▶ [Given exercise]
Update the part of the records that runs from the start through the line containing "chevron-right-icon[interactable] — [19, 211, 25, 225]", replacing "pin-icon" with "pushpin-icon" and leaving everything else unchanged.

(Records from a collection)
============

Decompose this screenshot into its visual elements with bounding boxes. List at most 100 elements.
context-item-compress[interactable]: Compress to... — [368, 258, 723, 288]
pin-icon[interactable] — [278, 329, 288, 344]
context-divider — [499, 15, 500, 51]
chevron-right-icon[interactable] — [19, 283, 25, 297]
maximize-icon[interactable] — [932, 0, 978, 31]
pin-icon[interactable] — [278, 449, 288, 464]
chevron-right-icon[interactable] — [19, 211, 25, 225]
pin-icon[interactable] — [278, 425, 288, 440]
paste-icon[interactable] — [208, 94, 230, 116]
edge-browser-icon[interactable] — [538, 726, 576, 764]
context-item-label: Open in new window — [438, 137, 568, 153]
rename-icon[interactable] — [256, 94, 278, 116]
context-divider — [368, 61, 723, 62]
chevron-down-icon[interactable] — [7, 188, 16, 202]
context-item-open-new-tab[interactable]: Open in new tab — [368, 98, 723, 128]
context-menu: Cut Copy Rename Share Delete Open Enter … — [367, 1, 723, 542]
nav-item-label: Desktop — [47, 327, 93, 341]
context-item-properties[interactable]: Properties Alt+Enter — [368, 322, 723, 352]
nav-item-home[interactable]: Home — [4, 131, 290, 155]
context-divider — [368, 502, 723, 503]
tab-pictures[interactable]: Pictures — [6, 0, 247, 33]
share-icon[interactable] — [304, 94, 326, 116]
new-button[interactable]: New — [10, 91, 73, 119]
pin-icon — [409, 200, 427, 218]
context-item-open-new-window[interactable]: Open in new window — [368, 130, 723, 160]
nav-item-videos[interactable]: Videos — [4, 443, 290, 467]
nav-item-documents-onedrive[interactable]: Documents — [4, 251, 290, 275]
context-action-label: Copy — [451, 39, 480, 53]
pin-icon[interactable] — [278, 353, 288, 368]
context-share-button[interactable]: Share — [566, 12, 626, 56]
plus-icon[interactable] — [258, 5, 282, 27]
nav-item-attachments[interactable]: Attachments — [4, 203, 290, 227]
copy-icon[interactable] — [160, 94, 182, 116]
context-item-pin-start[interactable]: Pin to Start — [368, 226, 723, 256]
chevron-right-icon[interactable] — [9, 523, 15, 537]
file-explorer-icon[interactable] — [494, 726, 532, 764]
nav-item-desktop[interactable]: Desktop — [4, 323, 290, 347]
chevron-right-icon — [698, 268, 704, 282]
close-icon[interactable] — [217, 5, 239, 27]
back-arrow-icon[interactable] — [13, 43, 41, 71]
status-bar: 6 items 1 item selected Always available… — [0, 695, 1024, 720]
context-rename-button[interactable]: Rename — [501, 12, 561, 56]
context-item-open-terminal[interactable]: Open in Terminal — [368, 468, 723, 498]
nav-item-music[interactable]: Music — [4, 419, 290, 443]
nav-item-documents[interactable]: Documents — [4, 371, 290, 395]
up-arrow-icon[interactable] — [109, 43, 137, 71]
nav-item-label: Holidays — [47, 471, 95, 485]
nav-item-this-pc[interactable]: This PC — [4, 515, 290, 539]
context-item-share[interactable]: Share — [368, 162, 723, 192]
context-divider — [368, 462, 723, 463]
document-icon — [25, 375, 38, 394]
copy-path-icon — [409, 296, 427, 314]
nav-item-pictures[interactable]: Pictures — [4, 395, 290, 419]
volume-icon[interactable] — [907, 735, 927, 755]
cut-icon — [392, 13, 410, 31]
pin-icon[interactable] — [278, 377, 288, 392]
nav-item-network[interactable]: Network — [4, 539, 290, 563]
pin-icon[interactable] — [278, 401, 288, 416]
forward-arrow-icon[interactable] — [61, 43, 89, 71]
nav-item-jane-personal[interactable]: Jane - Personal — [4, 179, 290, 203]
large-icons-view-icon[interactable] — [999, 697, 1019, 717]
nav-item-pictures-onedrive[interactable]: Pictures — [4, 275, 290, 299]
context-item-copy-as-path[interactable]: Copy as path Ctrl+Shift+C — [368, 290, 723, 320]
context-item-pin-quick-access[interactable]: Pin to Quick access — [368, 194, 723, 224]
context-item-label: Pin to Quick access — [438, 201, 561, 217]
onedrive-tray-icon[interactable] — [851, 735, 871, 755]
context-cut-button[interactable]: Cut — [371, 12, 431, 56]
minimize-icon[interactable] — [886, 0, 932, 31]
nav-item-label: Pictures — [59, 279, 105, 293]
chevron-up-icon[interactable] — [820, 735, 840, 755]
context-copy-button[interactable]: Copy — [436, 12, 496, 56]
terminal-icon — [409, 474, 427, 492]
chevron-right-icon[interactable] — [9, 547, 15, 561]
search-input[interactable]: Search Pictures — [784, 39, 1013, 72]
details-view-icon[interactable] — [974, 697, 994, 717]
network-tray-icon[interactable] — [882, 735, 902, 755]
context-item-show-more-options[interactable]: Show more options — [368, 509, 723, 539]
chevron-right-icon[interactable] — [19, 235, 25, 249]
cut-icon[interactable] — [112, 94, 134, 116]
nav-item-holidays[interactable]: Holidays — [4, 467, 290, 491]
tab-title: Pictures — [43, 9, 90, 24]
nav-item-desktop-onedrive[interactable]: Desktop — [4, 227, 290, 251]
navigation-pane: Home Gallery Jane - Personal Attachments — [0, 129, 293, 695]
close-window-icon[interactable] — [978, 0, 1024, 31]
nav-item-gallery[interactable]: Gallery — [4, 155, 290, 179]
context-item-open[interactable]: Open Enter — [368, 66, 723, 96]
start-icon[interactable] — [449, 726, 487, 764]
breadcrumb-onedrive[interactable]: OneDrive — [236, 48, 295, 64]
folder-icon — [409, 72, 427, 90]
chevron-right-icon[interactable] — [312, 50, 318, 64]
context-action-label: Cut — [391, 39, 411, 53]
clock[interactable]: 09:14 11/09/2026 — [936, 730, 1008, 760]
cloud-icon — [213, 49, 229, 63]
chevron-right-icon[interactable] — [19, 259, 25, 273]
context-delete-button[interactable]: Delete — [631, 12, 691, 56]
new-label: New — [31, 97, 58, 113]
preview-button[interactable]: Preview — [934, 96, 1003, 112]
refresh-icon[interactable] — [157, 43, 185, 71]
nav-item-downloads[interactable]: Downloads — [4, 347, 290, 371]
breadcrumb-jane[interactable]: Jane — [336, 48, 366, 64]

============

▶ [Written solution]
Decompose this screenshot into its visual elements with bounding boxes. List at most 100 elements.
context-item-compress[interactable]: Compress to... — [368, 258, 723, 288]
pushpin-icon[interactable] — [278, 329, 288, 344]
context-divider — [499, 15, 500, 51]
chevron-right-icon[interactable] — [19, 283, 25, 297]
maximize-icon[interactable] — [932, 0, 978, 31]
pushpin-icon[interactable] — [278, 449, 288, 464]
chevron-right-icon[interactable] — [19, 211, 25, 225]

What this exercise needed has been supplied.